Return every entry exactly as written.

——

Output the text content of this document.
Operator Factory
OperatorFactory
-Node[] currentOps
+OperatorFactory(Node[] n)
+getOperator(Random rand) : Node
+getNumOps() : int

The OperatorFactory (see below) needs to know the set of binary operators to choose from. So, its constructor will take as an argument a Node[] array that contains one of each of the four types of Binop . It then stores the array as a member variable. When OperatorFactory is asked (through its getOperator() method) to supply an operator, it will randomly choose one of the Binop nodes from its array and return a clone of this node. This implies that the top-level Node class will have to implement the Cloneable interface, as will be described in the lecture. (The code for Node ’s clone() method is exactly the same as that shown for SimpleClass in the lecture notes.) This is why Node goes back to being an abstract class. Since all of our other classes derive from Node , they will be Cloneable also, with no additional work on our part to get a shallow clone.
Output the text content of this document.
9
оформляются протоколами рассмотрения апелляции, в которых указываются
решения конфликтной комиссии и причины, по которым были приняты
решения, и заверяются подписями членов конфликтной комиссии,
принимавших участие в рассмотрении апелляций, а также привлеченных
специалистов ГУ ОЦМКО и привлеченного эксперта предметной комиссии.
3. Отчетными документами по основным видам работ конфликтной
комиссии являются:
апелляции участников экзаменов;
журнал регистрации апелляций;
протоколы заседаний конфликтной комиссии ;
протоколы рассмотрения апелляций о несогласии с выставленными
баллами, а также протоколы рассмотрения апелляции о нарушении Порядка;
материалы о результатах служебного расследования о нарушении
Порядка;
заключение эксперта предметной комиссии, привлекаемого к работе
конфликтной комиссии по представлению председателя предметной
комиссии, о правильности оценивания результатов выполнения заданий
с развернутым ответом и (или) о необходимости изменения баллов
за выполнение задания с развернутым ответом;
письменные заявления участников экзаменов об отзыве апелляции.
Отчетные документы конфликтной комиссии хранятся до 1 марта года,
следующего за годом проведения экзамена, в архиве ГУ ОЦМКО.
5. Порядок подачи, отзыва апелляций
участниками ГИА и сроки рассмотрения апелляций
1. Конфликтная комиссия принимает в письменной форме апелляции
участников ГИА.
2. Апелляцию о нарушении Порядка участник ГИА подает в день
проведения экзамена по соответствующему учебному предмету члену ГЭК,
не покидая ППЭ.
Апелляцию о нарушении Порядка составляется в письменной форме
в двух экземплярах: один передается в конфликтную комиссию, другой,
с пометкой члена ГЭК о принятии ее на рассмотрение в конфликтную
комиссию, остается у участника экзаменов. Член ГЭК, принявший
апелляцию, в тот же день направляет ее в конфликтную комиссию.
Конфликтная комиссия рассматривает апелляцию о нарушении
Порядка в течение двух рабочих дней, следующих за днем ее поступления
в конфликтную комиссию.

——

*WRITTEN SOLUTION:*
Output the text content of this document.
Operator Factory
OperatorFactory
-Node[] currentOps
+OperatorFactory(Node[] n)
+getOperator(Random rand) : Node
+getNumOps() : int

The OperatorFactory (see below) needs to know the set of binary operators to choose from. So, its constructor will take as an argument a Node[] array that contains one of each of the four types of Binop . It then stores the array as a member variable. When OperatorFactory is asked (through its getOperator() method) to supply an operator, it will randomly choose one of the Binop nodes from its array and return a clone of this node. This implies that the top-level Node class will have to implement the Cloneable interface, as will be described in the lecture. (The code for Node ’s clone() method is exactly the same as that shown for SimpleClass in the lecture notes.) This is why Node goes back to being an abstract class. Since all of our other classes derive from Node , they will be Cloneable also, with no additional work on our part to get a shallow clone.
Output the text content of this document.
9
оформляются протоколами рассмотрения апелляции, в которых указываются
решения конфликтной комиссии и причины, по которым были приняты
решения, и заверяются подписями членов конфликтной комиссии,
принимавших участие в рассмотрении апелляций, а также привлеченных
специалистов ГУ ОЦМКО и привлеченного эксперта предметной комиссии.
3. Отчетными документами по основным видам работ конфликтной
комиссии являются:
апелляции участников экзаменов;
журнал регистрации апелляций;
протоколы заседаний конфликтной комиссии ;
протоколы рассмотрения апелляций о несогласии с выставленными
баллами, а также протоколы рассмотрения апелляции о нарушении Порядка;
материалы о результатах служебного расследования о нарушении
Порядка;
заключение эксперта предметной комиссии, привлекаемого к работе
конфликтной комиссии по представлению председателя предметной
комиссии, о правильности оценивания результатов выполнения заданий
с развернутым ответом и (или) о необходимости изменения баллов
за выполнение задания с развернутым ответом;
письменные заявления участников экзаменов об отзыве апелляции.
Отчетные документы конфликтной комиссии хранятся до 1 марта года,
следующего за годом проведения экзамена, в архиве ГУ ОЦМКО.
5. Порядок подачи, отзыва апелляций
участниками ГИА и сроки рассмотрения апелляций
1. Конфликтная комиссия принимает в письменной форме апелляции
участников ГИА.
2. Апелляцию о нарушении Порядка участник ГИА подает в день
проведения экзамена по соответствующему учебному предмету члену ГЭК,
не покидая ППЭ.
Апелляцию о нарушении Порядка составляется в письменной форме
в двух экземплярах: один передается в конфликтную комиссию, другой,
с пометкой члена ГЭК о принятии ее на рассмотрение в конфликтную
комиссию, остается у участника экзаменов. Член ГЭК, принявший
апелляцию, в тот же день направляет ее в конфликтную комиссию.
Конфликтная комиссия рассматривает апелляцию о нарушении
Порядка в течение двух рабочих дней, следующих за днем ее поступления
в конфликтную комиссию.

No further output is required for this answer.